— BEGIN Exercise data —

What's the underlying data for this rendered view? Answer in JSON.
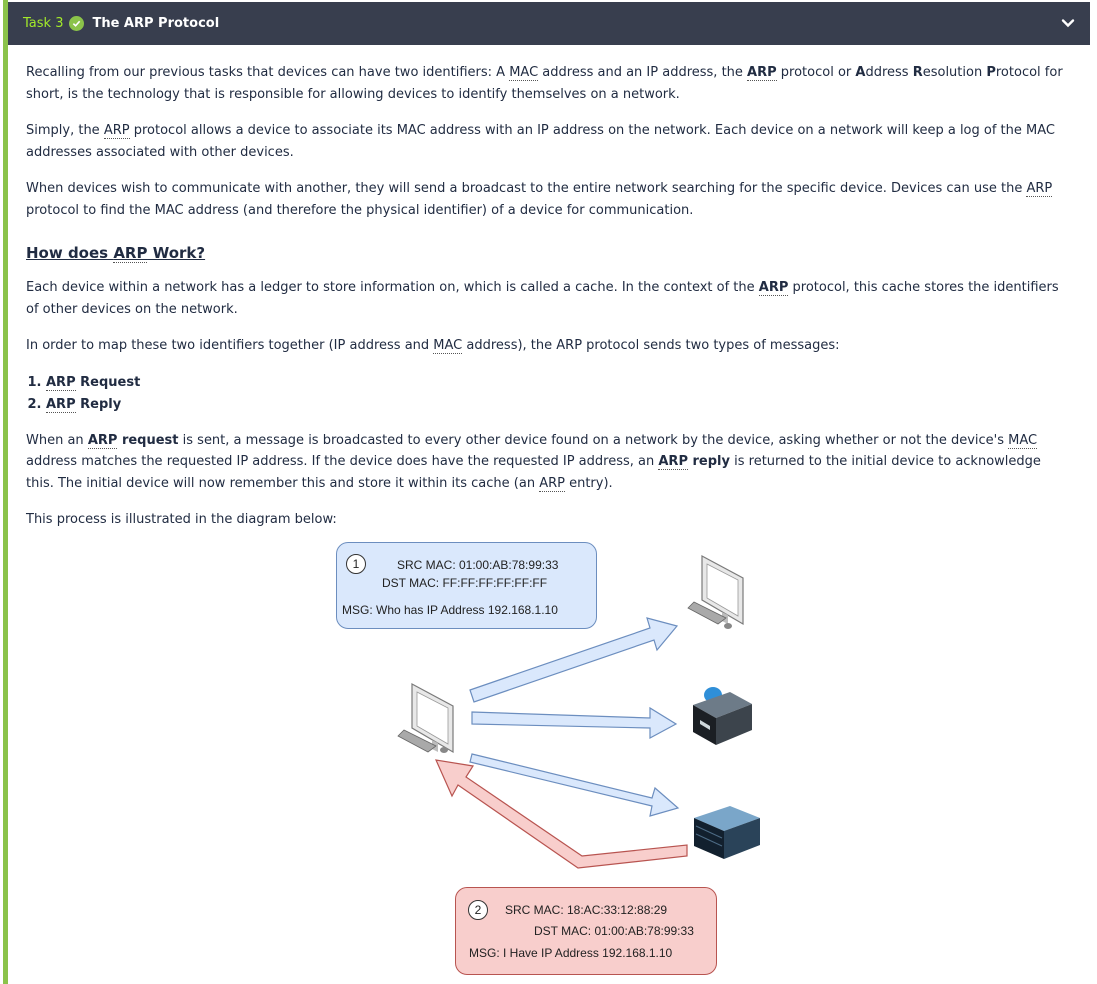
{
  "header": {
    "task_number": "Task 3",
    "title": "The ARP Protocol",
    "accent": "#8bc34a",
    "bar_color": "#383e4e"
  },
  "content": {
    "p1": [
      "Recalling from our previous tasks that devices can have two identifiers: A ",
      "MAC",
      " address and an IP address, the ",
      "ARP",
      " protocol or ",
      "A",
      "ddress ",
      "R",
      "esolution ",
      "P",
      "rotocol for short, is the technology that is responsible for allowing devices to identify themselves on a network."
    ],
    "p2": [
      "Simply, the ",
      "ARP",
      " protocol allows a device to associate its MAC address with an IP address on the network. Each device on a network will keep a log of the MAC addresses associated with other devices."
    ],
    "p3": [
      "When devices wish to communicate with another, they will send a broadcast to the entire network searching for the specific device. Devices can use the ",
      "ARP",
      " protocol to find the MAC address (and therefore the physical identifier) of a device for communication."
    ],
    "heading": [
      "How does ",
      "ARP",
      " Work?"
    ],
    "p4": [
      "Each device within a network has a ledger to store information on, which is called a cache. In the context of the ",
      "ARP",
      " protocol, this cache stores the identifiers of other devices on the network."
    ],
    "p5": [
      "In order to map these two identifiers together (IP address and ",
      "MAC",
      " address), the ARP protocol sends two types of messages:"
    ],
    "list": [
      {
        "abbr": "ARP",
        "rest": " Request"
      },
      {
        "abbr": "ARP",
        "rest": " Reply"
      }
    ],
    "p6": [
      "When an ",
      "ARP",
      " request",
      " is sent, a message is broadcasted to every other device found on a network by the device, asking whether or not the device's ",
      "MAC",
      " address matches the requested IP address. If the device does have the requested IP address, an ",
      "ARP",
      " reply",
      " is returned to the initial device to acknowledge this. The initial device will now remember this and store it within its cache (an ",
      "ARP",
      " entry)."
    ],
    "p7": "This process is illustrated in the diagram below:"
  },
  "diagram": {
    "request": {
      "number": "1",
      "src": "SRC MAC: 01:00:AB:78:99:33",
      "dst": "DST MAC: FF:FF:FF:FF:FF:FF",
      "msg": "MSG: Who has IP Address 192.168.1.10"
    },
    "reply": {
      "number": "2",
      "src": "SRC MAC: 18:AC:33:12:88:29",
      "dst": "DST MAC: 01:00:AB:78:99:33",
      "msg": "MSG: I Have IP Address 192.168.1.10"
    },
    "colors": {
      "request_fill": "#dae8fc",
      "request_stroke": "#6c8ebf",
      "reply_fill": "#f8cecc",
      "reply_stroke": "#b85450"
    },
    "icons": [
      "sender-computer-icon",
      "target-computer-icon",
      "printer-icon",
      "server-icon"
    ]
  }
}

— END Exercise data —

**Written instruction**
Repeat the records above exactly, leaving out the pictures.

**Full output**
What's the underlying data for this rendered view? Answer in JSON.
{
  "header": {
    "task_number": "Task 3",
    "title": "The ARP Protocol",
    "accent": "#8bc34a",
    "bar_color": "#383e4e"
  },
  "content": {
    "p1": [
      "Recalling from our previous tasks that devices can have two identifiers: A ",
      "MAC",
      " address and an IP address, the ",
      "ARP",
      " protocol or ",
      "A",
      "ddress ",
      "R",
      "esolution ",
      "P",
      "rotocol for short, is the technology that is responsible for allowing devices to identify themselves on a network."
    ],
    "p2": [
      "Simply, the ",
      "ARP",
      " protocol allows a device to associate its MAC address with an IP address on the network. Each device on a network will keep a log of the MAC addresses associated with other devices."
    ],
    "p3": [
      "When devices wish to communicate with another, they will send a broadcast to the entire network searching for the specific device. Devices can use the ",
      "ARP",
      " protocol to find the MAC address (and therefore the physical identifier) of a device for communication."
    ],
    "heading": [
      "How does ",
      "ARP",
      " Work?"
    ],
    "p4": [
      "Each device within a network has a ledger to store information on, which is called a cache. In the context of the ",
      "ARP",
      " protocol, this cache stores the identifiers of other devices on the network."
    ],
    "p5": [
      "In order to map these two identifiers together (IP address and ",
      "MAC",
      " address), the ARP protocol sends two types of messages:"
    ],
    "list": [
      {
        "abbr": "ARP",
        "rest": " Request"
      },
      {
        "abbr": "ARP",
        "rest": " Reply"
      }
    ],
    "p6": [
      "When an ",
      "ARP",
      " request",
      " is sent, a message is broadcasted to every other device found on a network by the device, asking whether or not the device's ",
      "MAC",
      " address matches the requested IP address. If the device does have the requested IP address, an ",
      "ARP",
      " reply",
      " is returned to the initial device to acknowledge this. The initial device will now remember this and store it within its cache (an ",
      "ARP",
      " entry)."
    ],
    "p7": "This process is illustrated in the diagram below:"
  },
  "diagram": {
    "request": {
      "number": "1",
      "src": "SRC MAC: 01:00:AB:78:99:33",
      "dst": "DST MAC: FF:FF:FF:FF:FF:FF",
      "msg": "MSG: Who has IP Address 192.168.1.10"
    },
    "reply": {
      "number": "2",
      "src": "SRC MAC: 18:AC:33:12:88:29",
      "dst": "DST MAC: 01:00:AB:78:99:33",
      "msg": "MSG: I Have IP Address 192.168.1.10"
    },
    "colors": {
      "request_fill": "#dae8fc",
      "request_stroke": "#6c8ebf",
      "reply_fill": "#f8cecc",
      "reply_stroke": "#b85450"
    },
    "icons": [
      "sender-computer-icon",
      "target-computer-icon",
      "printer-icon",
      "server-icon"
    ]
  }
}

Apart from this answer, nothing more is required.